**PROVIDED PASSAGE:**

Zum Inhalt springen

Distributed Systems: Consensus, CAP, and the Hard Problems

Zusammenfassung

“A distributed system is one in which the failure of a computer you didn’t even know existed can render your own computer unusable.” Leslie Lamport’s wry definition captures the essential character of the field: distributed systems are not just programs spread across many machines, they are programs that must keep working while individual machines fail, messages vanish, and clocks disagree about what time it is. Every large-scale service — Google, Amazon, your bank, the system that just processed this page — is a distributed system, and behind their apparent solidity lies a body of theory built on impossibility results, hard-won trade-offs, and consensus algorithms that took the field thirty years to make understandable.

Why Distribute at All

A single computer has limits: finite CPU, memory, and storage, and a single point of failure — when it dies, the service dies. A distributed system spreads computation and data across multiple networked machines to overcome these limits, pursuing three goals:

  • Scalability — handle more load than any single machine could, by adding more machines (horizontal scaling) rather than buying a bigger one (vertical scaling).
  • Fault tolerance — keep running when individual machines fail, by replicating data and work across many nodes so no single failure takes down the whole.
  • Low latency — place data and computation physically near users scattered across the globe.

The catch is that distribution does not merely add complexity — it introduces fundamentally new kinds of problem that simply do not exist on a single machine. These problems are not engineering inconveniences to be polished away; several are mathematically proven to be unsolvable in general.

**DATA SHOWN:**

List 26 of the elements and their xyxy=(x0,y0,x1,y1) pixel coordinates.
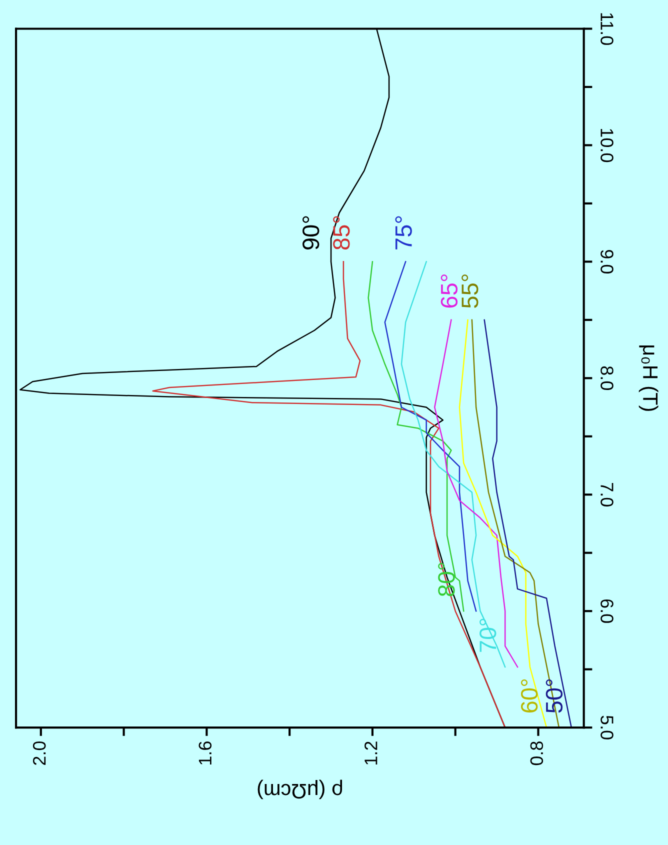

**REQUEST 1:**
List the goals that the passage on distributed systems gives for spreading computation and data across multiple networked machines.
**REQUEST 2:**
Translate this sentence from the passage on distributed systems into Spanish: "A single computer has limits: finite CPU, memory, and storage, and a single point of failure — when it dies, the service dies."

**TASK OUTPUT 1:**
Scalability
Fault tolerance
Low latency

**TASK OUTPUT 2:**
Una sola computadora tiene límites: CPU, memoria y almacenamiento finitos, y un único punto de fallo; cuando deja de funcionar, el servicio deja de funcionar.